Records excerpted from a collection:

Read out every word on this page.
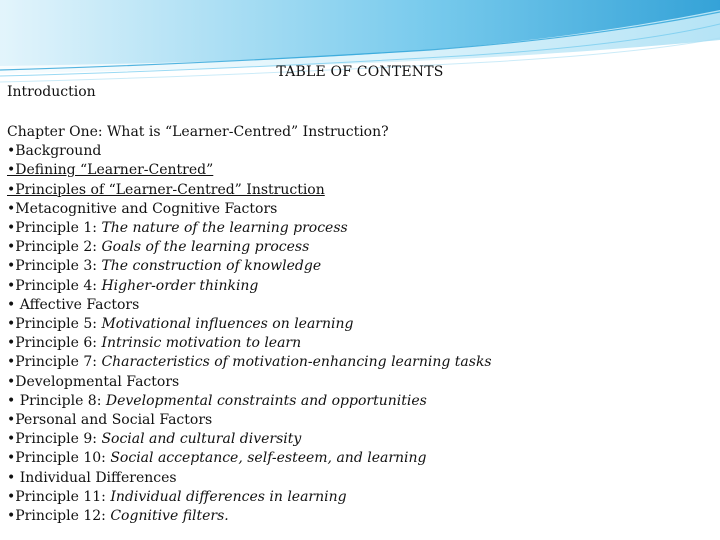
TABLE OF CONTENTS
Introduction
Chapter One: What is “Learner-Centred” Instruction?
•Background
•Defining “Learner-Centred”
•Principles of “Learner-Centred” Instruction
•Metacognitive and Cognitive Factors
•Principle 1: The nature of the learning process
•Principle 2: Goals of the learning process
•Principle 3: The construction of knowledge
•Principle 4: Higher-order thinking
• Affective Factors
•Principle 5: Motivational influences on learning
•Principle 6: Intrinsic motivation to learn
•Principle 7: Characteristics of motivation-enhancing learning tasks
•Developmental Factors
• Principle 8: Developmental constraints and opportunities
•Personal and Social Factors
•Principle 9: Social and cultural diversity
•Principle 10: Social acceptance, self-esteem, and learning
• Individual Differences
•Principle 11: Individual differences in learning
•Principle 12: Cognitive filters.
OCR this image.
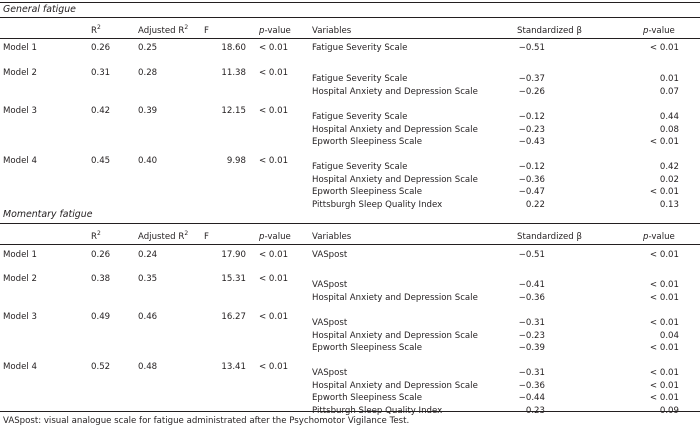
General fatigue
$R^2$	Adjusted $R^2$ F	p-value Variables	Standardized β	p-value
Model 1	0.26	0.25	18.60 < 0.01	Fatigue Severity Scale	−0.51	< 0.01
Model 2	0.31	0.28	11.38 < 0.01
Fatigue Severity Scale	−0.37	0.01
Hospital Anxiety and Depression Scale	−0.26	0.07
Model 3	0.42	0.39	12.15 < 0.01
Fatigue Severity Scale	−0.12	0.44
Hospital Anxiety and Depression Scale	−0.23	0.08
Epworth Sleepiness Scale	−0.43	< 0.01
Model 4	0.45	0.40	9.98 < 0.01
Fatigue Severity Scale	−0.12	0.42
Hospital Anxiety and Depression Scale	−0.36	0.02
Epworth Sleepiness Scale	−0.47	< 0.01
Pittsburgh Sleep Quality Index	0.22	0.13
Momentary fatigue
$R^2$	Adjusted $R^2$ F	p-value Variables	Standardized β	p-value
Model 1	0.26	0.24	17.90 < 0.01	VASpost	−0.51	< 0.01
Model 2	0.38	0.35	15.31 < 0.01
VASpost	−0.41	< 0.01
Hospital Anxiety and Depression Scale	−0.36	< 0.01
Model 3	0.49	0.46	16.27 < 0.01
VASpost	−0.31	< 0.01
Hospital Anxiety and Depression Scale	−0.23	0.04
Epworth Sleepiness Scale	−0.39	< 0.01
Model 4	0.52	0.48	13.41 < 0.01
VASpost	−0.31	< 0.01
Hospital Anxiety and Depression Scale	−0.36	< 0.01
Epworth Sleepiness Scale	−0.44	< 0.01
Pittsburgh Sleep Quality Index	0.23	0.09
VASpost: visual analogue scale for fatigue administrated after the Psychomotor Vigilance Test.
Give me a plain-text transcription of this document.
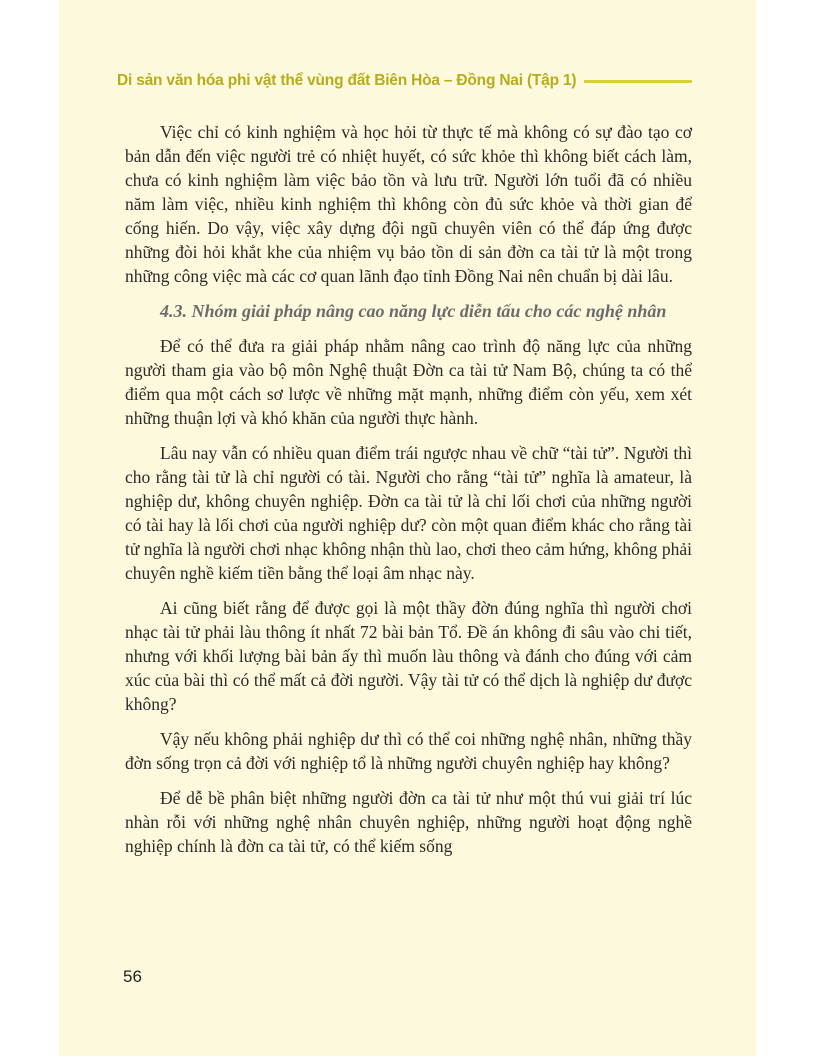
Di sản văn hóa phi vật thể vùng đất Biên Hòa – Đồng Nai (Tập 1)

Việc chỉ có kinh nghiệm và học hỏi từ thực tế mà không có sự đào tạo cơ bản dẫn đến việc người trẻ có nhiệt huyết, có sức khỏe thì không biết cách làm, chưa có kinh nghiệm làm việc bảo tồn và lưu trữ. Người lớn tuổi đã có nhiều năm làm việc, nhiều kinh nghiệm thì không còn đủ sức khỏe và thời gian để cống hiến. Do vậy, việc xây dựng đội ngũ chuyên viên có thể đáp ứng được những đòi hỏi khắt khe của nhiệm vụ bảo tồn di sản đờn ca tài tử là một trong những công việc mà các cơ quan lãnh đạo tỉnh Đồng Nai nên chuẩn bị dài lâu.

4.3. Nhóm giải pháp nâng cao năng lực diễn tấu cho các nghệ nhân

Để có thể đưa ra giải pháp nhằm nâng cao trình độ năng lực của những người tham gia vào bộ môn Nghệ thuật Đờn ca tài tử Nam Bộ, chúng ta có thể điểm qua một cách sơ lược về những mặt mạnh, những điểm còn yếu, xem xét những thuận lợi và khó khăn của người thực hành.

Lâu nay vẫn có nhiều quan điểm trái ngược nhau về chữ “tài tử”. Người thì cho rằng tài tử là chỉ người có tài. Người cho rằng “tài tử” nghĩa là amateur, là nghiệp dư, không chuyên nghiệp. Đờn ca tài tử là chỉ lối chơi của những người có tài hay là lối chơi của người nghiệp dư? còn một quan điểm khác cho rằng tài tử nghĩa là người chơi nhạc không nhận thù lao, chơi theo cảm hứng, không phải chuyên nghề kiếm tiền bằng thể loại âm nhạc này.

Ai cũng biết rằng để được gọi là một thầy đờn đúng nghĩa thì người chơi nhạc tài tử phải làu thông ít nhất 72 bài bản Tổ. Đề án không đi sâu vào chi tiết, nhưng với khối lượng bài bản ấy thì muốn làu thông và đánh cho đúng với cảm xúc của bài thì có thể mất cả đời người. Vậy tài tử có thể dịch là nghiệp dư được không?

Vậy nếu không phải nghiệp dư thì có thể coi những nghệ nhân, những thầy đờn sống trọn cả đời với nghiệp tổ là những người chuyên nghiệp hay không?

Để dễ bề phân biệt những người đờn ca tài tử như một thú vui giải trí lúc nhàn rỗi với những nghệ nhân chuyên nghiệp, những người hoạt động nghề nghiệp chính là đờn ca tài tử, có thể kiếm sống

56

__Do this__. Tell how many lines of the data include the word "Individual", and nothing else.

__Response below__. 2